# Task goal:
Where a line of the listing below includes the word "month", reproduce that line.

# Given data:
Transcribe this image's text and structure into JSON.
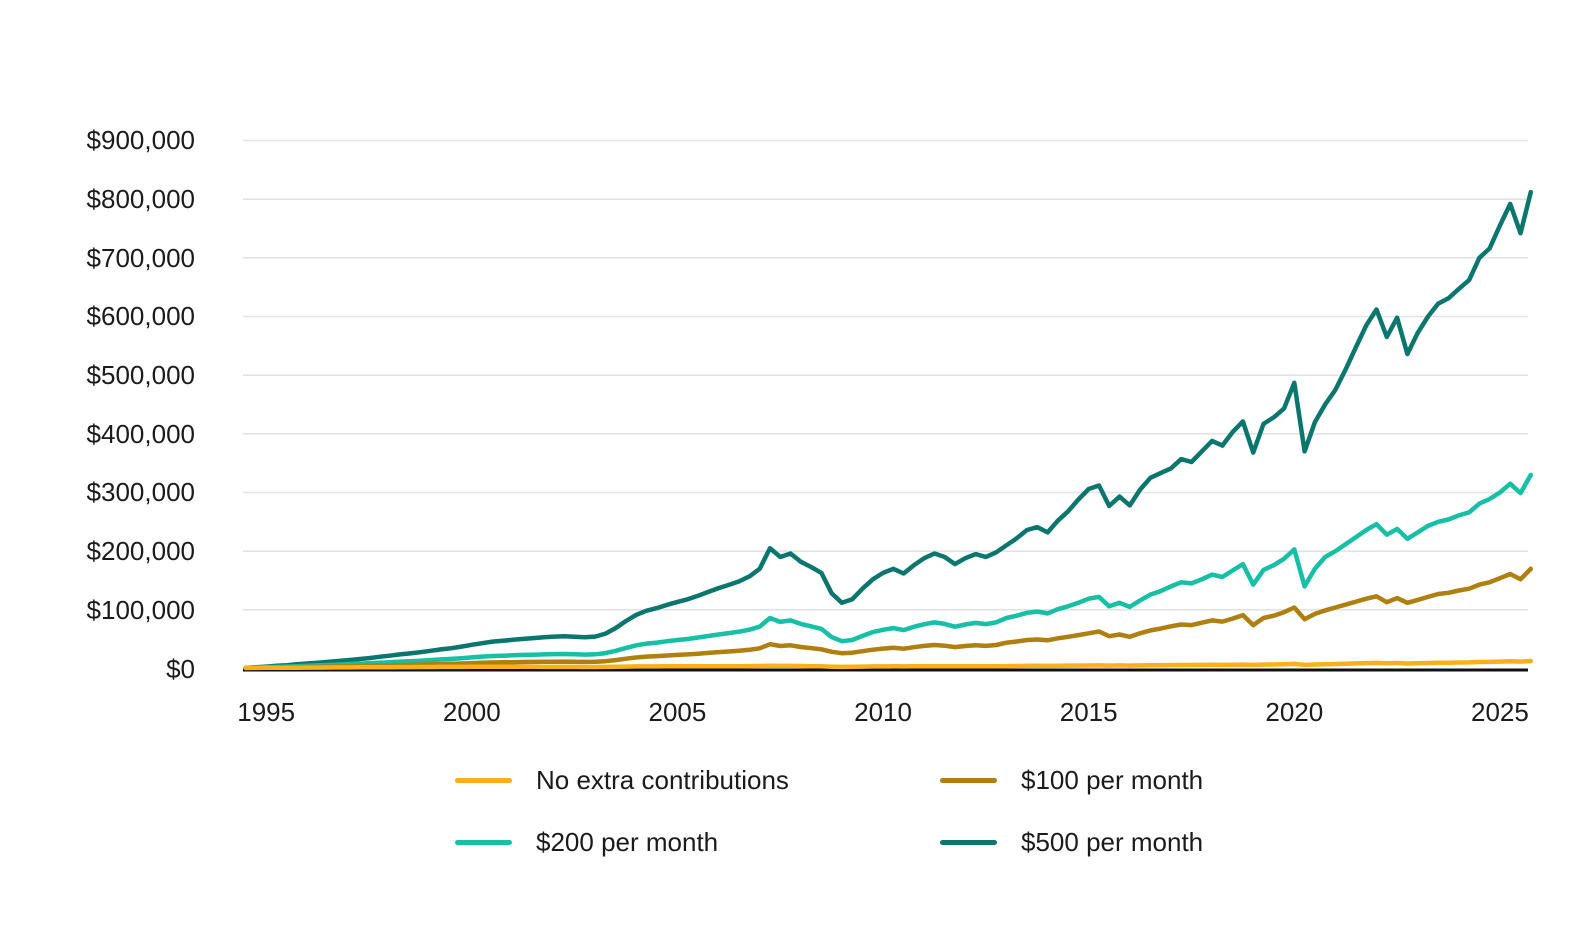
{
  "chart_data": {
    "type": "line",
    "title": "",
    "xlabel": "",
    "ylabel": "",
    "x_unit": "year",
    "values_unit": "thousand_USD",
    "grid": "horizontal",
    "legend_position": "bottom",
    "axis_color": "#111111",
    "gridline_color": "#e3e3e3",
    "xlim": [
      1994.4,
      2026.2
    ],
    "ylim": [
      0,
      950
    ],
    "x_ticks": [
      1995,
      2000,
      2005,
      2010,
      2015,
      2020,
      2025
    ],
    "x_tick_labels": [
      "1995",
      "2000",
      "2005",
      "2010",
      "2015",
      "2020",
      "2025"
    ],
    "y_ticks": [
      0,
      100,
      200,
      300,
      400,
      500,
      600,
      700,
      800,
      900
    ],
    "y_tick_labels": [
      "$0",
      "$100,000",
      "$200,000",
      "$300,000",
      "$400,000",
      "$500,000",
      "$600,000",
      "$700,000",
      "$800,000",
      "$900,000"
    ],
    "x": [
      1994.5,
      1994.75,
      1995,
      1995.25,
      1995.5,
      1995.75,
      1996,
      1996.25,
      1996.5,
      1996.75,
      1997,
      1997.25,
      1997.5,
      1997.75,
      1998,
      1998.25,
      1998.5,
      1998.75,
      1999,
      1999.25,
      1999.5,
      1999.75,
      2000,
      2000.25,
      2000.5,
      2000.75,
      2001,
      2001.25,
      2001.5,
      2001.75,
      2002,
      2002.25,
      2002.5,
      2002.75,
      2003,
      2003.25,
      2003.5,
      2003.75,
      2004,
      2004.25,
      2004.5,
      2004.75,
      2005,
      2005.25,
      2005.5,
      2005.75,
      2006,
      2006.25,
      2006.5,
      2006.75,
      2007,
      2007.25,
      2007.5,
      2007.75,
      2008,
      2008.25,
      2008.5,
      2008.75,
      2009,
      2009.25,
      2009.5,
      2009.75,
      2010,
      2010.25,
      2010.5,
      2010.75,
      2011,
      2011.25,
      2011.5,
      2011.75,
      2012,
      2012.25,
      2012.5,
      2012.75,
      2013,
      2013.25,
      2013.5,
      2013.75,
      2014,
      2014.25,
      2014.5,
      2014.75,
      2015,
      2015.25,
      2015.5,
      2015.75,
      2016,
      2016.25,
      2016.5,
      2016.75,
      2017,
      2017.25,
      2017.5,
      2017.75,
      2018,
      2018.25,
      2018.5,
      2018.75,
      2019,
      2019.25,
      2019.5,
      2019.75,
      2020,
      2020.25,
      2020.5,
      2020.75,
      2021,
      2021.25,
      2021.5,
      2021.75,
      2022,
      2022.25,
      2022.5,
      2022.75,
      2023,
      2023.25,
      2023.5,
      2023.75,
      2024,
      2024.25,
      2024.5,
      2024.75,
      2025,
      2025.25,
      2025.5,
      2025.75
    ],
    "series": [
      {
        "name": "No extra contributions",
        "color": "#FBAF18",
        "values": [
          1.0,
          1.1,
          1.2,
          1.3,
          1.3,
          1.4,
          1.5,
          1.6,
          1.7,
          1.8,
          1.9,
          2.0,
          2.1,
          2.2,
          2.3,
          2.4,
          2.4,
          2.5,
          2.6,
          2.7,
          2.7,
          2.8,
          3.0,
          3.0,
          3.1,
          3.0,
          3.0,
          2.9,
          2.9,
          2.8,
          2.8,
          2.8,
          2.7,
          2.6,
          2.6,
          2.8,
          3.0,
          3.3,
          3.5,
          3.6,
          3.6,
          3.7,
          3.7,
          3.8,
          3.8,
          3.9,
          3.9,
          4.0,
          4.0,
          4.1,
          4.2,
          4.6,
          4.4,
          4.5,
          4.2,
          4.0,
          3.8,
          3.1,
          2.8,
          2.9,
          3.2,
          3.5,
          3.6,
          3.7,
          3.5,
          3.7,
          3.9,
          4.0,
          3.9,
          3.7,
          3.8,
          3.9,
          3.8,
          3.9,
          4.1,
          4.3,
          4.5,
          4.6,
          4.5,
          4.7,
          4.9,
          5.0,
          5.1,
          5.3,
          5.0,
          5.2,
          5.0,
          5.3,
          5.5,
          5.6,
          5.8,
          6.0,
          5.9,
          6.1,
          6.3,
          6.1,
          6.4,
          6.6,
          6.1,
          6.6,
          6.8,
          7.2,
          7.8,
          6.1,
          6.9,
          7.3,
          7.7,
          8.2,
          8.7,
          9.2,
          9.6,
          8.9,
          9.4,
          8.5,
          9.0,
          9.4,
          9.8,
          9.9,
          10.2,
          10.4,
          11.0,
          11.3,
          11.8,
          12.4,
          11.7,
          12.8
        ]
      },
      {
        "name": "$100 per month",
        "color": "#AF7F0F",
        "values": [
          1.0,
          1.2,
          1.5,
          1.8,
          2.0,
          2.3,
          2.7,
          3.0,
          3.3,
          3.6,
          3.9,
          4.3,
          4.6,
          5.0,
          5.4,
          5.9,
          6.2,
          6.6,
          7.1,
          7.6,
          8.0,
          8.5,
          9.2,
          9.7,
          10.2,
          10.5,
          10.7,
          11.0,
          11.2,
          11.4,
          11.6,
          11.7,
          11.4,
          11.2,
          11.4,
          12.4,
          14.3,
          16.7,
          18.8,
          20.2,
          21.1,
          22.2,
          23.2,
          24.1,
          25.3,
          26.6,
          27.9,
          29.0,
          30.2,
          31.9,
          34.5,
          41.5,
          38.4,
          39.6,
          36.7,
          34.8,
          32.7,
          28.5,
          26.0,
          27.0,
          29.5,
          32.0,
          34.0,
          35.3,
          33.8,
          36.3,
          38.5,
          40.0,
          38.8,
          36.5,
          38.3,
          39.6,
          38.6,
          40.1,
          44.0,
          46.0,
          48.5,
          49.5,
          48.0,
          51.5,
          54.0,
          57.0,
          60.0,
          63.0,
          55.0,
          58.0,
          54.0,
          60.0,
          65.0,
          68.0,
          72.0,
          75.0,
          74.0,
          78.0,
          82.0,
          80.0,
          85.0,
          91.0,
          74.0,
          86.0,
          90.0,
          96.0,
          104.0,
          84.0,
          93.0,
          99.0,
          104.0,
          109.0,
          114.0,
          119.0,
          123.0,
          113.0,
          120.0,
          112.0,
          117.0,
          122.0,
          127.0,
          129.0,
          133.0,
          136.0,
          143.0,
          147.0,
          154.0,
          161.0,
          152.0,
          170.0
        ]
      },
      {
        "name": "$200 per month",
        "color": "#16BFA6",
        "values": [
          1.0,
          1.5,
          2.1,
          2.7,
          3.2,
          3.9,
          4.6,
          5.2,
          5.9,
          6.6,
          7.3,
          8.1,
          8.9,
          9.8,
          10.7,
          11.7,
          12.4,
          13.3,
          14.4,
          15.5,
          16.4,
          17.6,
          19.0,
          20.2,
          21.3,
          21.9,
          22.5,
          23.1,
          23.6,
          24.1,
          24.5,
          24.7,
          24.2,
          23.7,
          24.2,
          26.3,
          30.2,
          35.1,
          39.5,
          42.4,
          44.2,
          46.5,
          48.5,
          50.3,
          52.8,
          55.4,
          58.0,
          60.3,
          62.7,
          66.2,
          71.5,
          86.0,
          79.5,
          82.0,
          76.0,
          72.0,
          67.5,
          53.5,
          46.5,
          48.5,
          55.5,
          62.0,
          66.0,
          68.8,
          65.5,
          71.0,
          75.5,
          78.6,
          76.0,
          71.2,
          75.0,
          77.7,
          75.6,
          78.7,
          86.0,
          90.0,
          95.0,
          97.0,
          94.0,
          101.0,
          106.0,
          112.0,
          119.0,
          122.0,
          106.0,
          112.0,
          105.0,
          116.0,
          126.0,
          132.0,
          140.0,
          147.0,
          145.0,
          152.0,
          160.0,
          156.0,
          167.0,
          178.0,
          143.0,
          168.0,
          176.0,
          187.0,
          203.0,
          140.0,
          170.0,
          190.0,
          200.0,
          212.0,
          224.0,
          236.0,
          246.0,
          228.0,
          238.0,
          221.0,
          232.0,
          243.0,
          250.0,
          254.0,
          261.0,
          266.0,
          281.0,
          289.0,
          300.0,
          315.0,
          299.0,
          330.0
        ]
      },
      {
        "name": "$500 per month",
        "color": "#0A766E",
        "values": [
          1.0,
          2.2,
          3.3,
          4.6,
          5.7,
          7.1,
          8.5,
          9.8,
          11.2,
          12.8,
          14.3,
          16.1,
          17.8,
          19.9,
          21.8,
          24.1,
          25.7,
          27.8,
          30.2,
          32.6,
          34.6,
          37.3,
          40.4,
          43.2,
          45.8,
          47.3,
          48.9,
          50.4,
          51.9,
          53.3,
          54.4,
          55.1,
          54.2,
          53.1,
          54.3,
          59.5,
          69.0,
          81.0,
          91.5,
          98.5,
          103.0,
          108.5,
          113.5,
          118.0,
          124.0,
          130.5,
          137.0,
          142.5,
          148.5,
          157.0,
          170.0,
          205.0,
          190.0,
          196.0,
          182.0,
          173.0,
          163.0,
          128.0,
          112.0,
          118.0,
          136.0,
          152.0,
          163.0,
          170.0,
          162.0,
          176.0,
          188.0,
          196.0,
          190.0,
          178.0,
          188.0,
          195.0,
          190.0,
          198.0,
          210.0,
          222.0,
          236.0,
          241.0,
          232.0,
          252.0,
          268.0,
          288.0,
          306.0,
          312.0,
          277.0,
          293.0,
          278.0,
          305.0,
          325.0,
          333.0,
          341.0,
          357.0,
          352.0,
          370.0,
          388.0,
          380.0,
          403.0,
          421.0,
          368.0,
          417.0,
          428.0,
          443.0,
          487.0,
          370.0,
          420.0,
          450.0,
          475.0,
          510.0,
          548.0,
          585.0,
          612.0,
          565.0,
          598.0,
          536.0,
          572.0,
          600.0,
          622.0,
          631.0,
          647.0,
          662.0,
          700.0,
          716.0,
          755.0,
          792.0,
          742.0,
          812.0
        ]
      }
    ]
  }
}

# Reply to the task:
        "name": "$100 per month",
        "name": "$200 per month",
        "name": "$500 per month",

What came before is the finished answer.